### [The exercise]
Make an exact copy of all the entries, but do not reproduce the pictures.

[Entries with figure data]
----

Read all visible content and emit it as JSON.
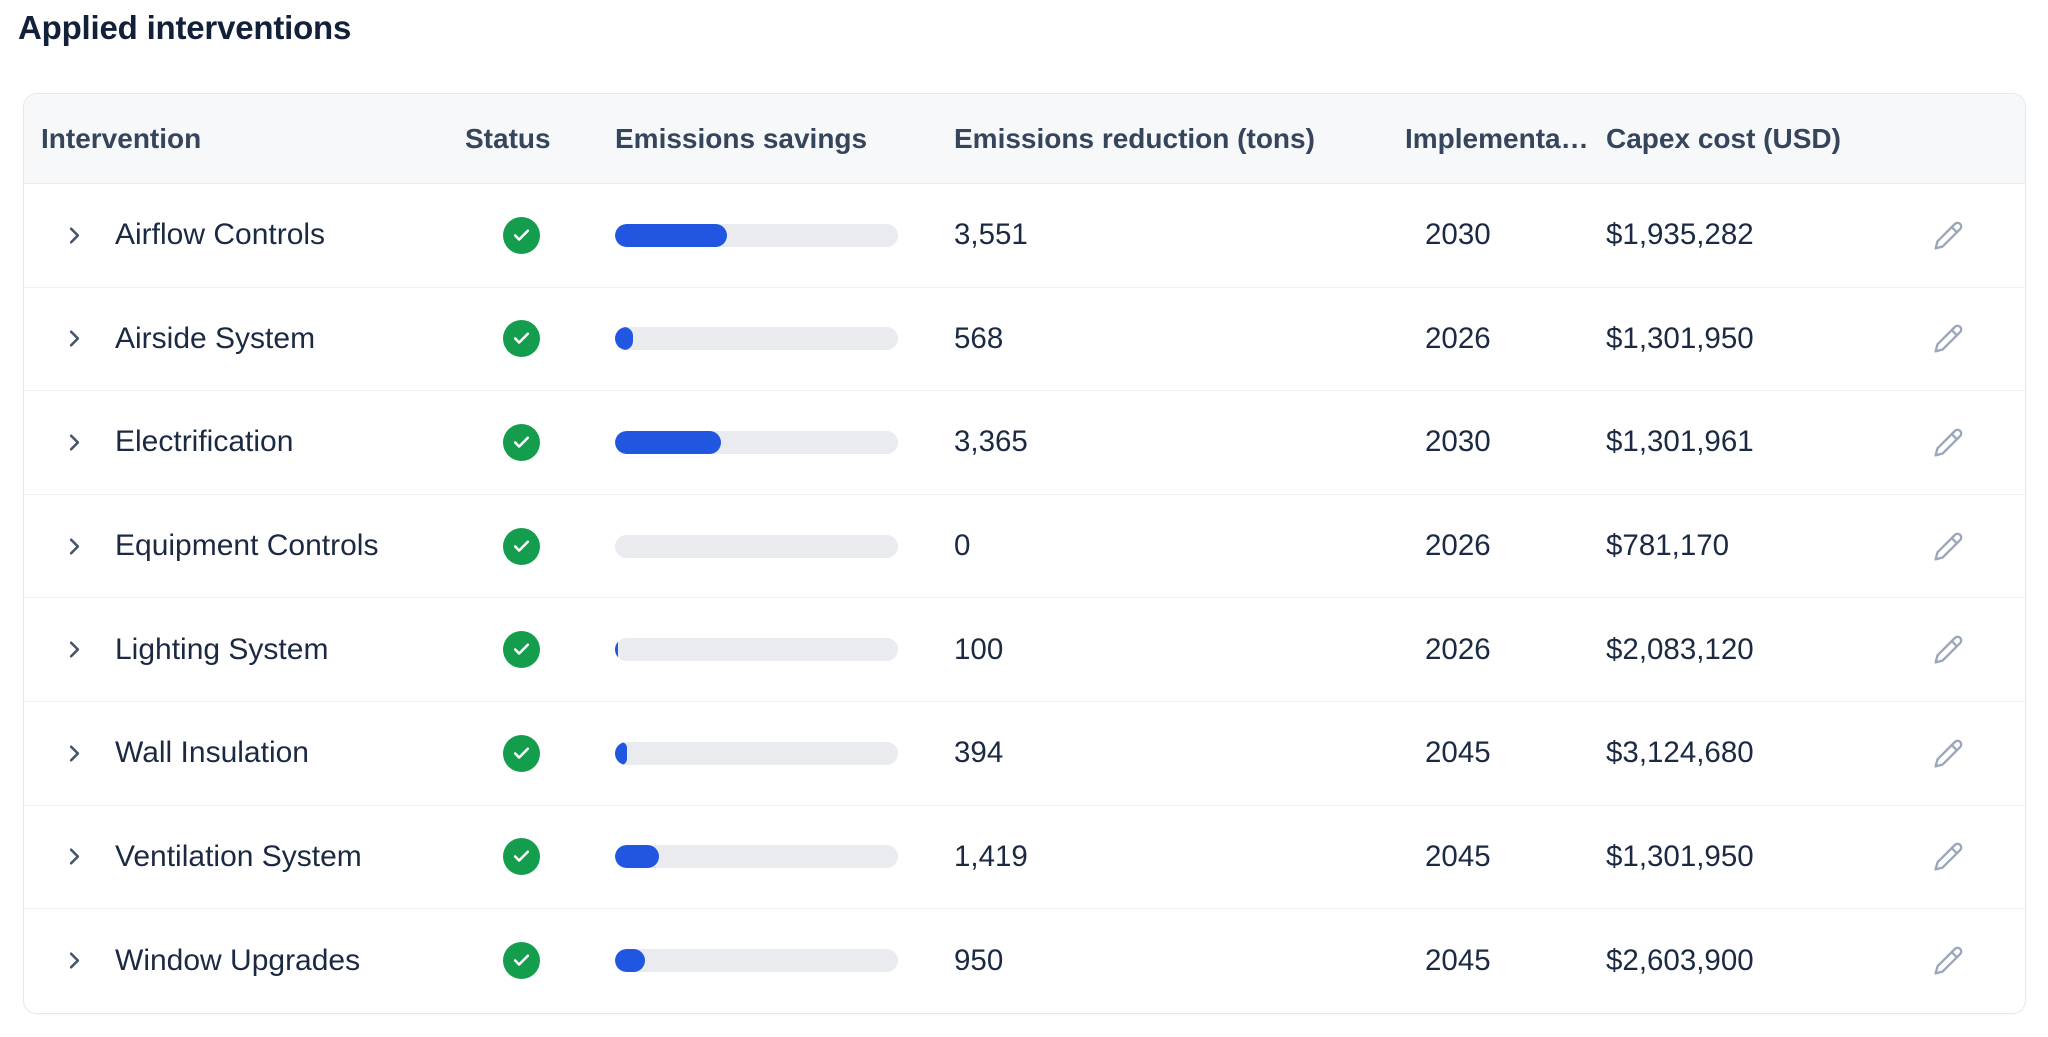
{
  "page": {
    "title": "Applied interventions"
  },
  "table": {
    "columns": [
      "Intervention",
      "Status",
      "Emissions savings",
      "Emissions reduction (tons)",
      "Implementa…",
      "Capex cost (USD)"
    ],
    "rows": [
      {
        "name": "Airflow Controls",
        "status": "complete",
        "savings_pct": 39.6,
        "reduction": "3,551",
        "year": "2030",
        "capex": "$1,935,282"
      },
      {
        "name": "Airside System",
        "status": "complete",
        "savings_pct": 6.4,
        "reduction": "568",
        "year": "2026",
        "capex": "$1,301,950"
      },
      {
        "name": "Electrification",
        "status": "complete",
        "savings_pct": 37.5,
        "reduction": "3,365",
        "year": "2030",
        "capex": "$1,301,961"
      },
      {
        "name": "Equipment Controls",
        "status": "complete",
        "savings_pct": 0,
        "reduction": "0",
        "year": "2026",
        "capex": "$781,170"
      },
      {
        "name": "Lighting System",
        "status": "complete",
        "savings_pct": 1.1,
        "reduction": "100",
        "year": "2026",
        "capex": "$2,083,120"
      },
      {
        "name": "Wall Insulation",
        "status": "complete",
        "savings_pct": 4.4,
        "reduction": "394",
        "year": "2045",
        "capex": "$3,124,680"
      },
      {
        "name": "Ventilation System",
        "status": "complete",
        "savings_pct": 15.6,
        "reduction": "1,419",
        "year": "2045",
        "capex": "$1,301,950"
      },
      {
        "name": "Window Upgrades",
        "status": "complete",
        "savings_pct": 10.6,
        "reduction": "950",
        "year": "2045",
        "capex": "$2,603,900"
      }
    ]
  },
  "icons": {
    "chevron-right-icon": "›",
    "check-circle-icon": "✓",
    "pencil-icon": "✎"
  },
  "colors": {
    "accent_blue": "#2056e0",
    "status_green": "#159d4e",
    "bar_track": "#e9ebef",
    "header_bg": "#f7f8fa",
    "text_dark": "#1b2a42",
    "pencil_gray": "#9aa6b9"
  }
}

----

### [The completed task]
Read all visible content and emit it as JSON.
{
  "page": {
    "title": "Applied interventions"
  },
  "table": {
    "columns": [
      "Intervention",
      "Status",
      "Emissions savings",
      "Emissions reduction (tons)",
      "Implementa…",
      "Capex cost (USD)"
    ],
    "rows": [
      {
        "name": "Airflow Controls",
        "status": "complete",
        "savings_pct": 39.6,
        "reduction": "3,551",
        "year": "2030",
        "capex": "$1,935,282"
      },
      {
        "name": "Airside System",
        "status": "complete",
        "savings_pct": 6.4,
        "reduction": "568",
        "year": "2026",
        "capex": "$1,301,950"
      },
      {
        "name": "Electrification",
        "status": "complete",
        "savings_pct": 37.5,
        "reduction": "3,365",
        "year": "2030",
        "capex": "$1,301,961"
      },
      {
        "name": "Equipment Controls",
        "status": "complete",
        "savings_pct": 0,
        "reduction": "0",
        "year": "2026",
        "capex": "$781,170"
      },
      {
        "name": "Lighting System",
        "status": "complete",
        "savings_pct": 1.1,
        "reduction": "100",
        "year": "2026",
        "capex": "$2,083,120"
      },
      {
        "name": "Wall Insulation",
        "status": "complete",
        "savings_pct": 4.4,
        "reduction": "394",
        "year": "2045",
        "capex": "$3,124,680"
      },
      {
        "name": "Ventilation System",
        "status": "complete",
        "savings_pct": 15.6,
        "reduction": "1,419",
        "year": "2045",
        "capex": "$1,301,950"
      },
      {
        "name": "Window Upgrades",
        "status": "complete",
        "savings_pct": 10.6,
        "reduction": "950",
        "year": "2045",
        "capex": "$2,603,900"
      }
    ]
  },
  "icons": {
    "chevron-right-icon": "›",
    "check-circle-icon": "✓",
    "pencil-icon": "✎"
  },
  "colors": {
    "accent_blue": "#2056e0",
    "status_green": "#159d4e",
    "bar_track": "#e9ebef",
    "header_bg": "#f7f8fa",
    "text_dark": "#1b2a42",
    "pencil_gray": "#9aa6b9"
  }
}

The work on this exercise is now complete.